== DATA EXTRACTS

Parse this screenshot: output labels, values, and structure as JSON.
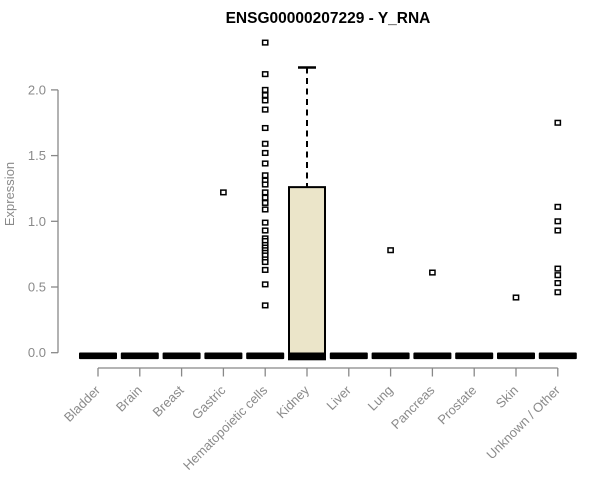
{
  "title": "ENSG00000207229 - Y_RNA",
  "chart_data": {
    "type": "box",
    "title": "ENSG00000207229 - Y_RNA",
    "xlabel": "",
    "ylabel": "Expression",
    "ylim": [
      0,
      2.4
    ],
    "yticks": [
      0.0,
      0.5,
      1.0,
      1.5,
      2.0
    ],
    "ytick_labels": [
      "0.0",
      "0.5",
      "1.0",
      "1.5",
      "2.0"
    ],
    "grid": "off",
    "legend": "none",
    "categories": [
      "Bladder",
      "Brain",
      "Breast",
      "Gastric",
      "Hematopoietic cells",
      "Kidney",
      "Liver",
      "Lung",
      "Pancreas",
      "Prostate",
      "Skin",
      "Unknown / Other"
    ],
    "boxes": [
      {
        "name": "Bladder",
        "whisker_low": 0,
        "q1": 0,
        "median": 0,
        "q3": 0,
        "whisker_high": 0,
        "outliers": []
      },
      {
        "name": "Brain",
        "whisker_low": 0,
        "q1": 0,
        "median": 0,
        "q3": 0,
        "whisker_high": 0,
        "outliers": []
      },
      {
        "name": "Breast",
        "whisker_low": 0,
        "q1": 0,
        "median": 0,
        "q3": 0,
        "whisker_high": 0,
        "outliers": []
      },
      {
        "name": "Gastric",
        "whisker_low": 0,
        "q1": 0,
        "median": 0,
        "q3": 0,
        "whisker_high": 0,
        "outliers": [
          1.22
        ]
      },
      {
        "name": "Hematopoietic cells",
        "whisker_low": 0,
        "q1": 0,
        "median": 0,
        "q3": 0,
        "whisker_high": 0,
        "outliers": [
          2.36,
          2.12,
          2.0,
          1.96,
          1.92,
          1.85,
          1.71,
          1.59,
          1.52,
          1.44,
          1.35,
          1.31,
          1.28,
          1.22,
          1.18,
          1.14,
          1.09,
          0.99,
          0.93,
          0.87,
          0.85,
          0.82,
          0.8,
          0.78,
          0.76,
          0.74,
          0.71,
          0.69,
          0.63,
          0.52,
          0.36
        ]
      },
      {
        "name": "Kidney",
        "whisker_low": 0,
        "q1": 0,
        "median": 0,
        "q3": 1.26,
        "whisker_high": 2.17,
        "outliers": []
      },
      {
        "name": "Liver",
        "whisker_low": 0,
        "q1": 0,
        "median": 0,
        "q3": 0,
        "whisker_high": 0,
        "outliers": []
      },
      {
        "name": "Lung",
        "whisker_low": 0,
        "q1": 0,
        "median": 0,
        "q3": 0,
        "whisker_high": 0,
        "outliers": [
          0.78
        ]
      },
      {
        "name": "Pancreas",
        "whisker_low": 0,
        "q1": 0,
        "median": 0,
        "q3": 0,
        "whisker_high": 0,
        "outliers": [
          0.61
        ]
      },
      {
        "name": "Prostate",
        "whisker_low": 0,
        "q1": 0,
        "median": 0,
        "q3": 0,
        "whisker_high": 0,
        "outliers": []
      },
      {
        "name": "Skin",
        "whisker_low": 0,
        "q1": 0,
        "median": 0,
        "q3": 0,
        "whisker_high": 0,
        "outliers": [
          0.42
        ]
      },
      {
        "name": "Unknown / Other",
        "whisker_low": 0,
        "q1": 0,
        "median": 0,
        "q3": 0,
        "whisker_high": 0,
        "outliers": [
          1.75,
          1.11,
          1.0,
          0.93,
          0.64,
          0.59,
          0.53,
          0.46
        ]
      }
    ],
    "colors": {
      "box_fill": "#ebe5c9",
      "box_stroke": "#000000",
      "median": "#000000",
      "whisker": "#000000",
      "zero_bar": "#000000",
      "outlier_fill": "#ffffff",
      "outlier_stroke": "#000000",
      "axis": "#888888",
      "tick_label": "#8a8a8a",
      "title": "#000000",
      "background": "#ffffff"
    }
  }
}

====

- _TASK_
The answer must be every line from the entries above that holds the string "cells".

- _ANSWER TO THIS PROBLEM_
      "Hematopoietic cells",
        "name": "Hematopoietic cells",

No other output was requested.